- Stored data -
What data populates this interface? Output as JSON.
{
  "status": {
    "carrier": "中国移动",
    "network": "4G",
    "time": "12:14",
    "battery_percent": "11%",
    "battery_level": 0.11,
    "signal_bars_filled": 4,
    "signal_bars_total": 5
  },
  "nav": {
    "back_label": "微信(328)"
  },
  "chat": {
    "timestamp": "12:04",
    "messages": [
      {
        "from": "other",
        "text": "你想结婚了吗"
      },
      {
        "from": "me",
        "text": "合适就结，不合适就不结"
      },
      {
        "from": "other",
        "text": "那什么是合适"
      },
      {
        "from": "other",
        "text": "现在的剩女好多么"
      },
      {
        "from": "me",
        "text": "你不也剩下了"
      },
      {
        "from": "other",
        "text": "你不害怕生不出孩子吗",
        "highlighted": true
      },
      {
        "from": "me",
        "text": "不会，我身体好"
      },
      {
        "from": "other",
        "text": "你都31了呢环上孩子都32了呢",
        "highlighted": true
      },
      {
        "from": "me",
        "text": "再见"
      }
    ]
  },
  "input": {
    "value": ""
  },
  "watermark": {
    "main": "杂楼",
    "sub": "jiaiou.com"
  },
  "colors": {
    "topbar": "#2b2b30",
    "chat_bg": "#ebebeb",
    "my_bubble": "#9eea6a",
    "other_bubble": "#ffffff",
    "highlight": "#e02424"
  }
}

- Directive -
Quote each line of the data above exactly as written.

- Response to this exercise -
What data populates this interface? Output as JSON.
{
  "status": {
    "carrier": "中国移动",
    "network": "4G",
    "time": "12:14",
    "battery_percent": "11%",
    "battery_level": 0.11,
    "signal_bars_filled": 4,
    "signal_bars_total": 5
  },
  "nav": {
    "back_label": "微信(328)"
  },
  "chat": {
    "timestamp": "12:04",
    "messages": [
      {
        "from": "other",
        "text": "你想结婚了吗"
      },
      {
        "from": "me",
        "text": "合适就结，不合适就不结"
      },
      {
        "from": "other",
        "text": "那什么是合适"
      },
      {
        "from": "other",
        "text": "现在的剩女好多么"
      },
      {
        "from": "me",
        "text": "你不也剩下了"
      },
      {
        "from": "other",
        "text": "你不害怕生不出孩子吗",
        "highlighted": true
      },
      {
        "from": "me",
        "text": "不会，我身体好"
      },
      {
        "from": "other",
        "text": "你都31了呢环上孩子都32了呢",
        "highlighted": true
      },
      {
        "from": "me",
        "text": "再见"
      }
    ]
  },
  "input": {
    "value": ""
  },
  "watermark": {
    "main": "杂楼",
    "sub": "jiaiou.com"
  },
  "colors": {
    "topbar": "#2b2b30",
    "chat_bg": "#ebebeb",
    "my_bubble": "#9eea6a",
    "other_bubble": "#ffffff",
    "highlight": "#e02424"
  }
}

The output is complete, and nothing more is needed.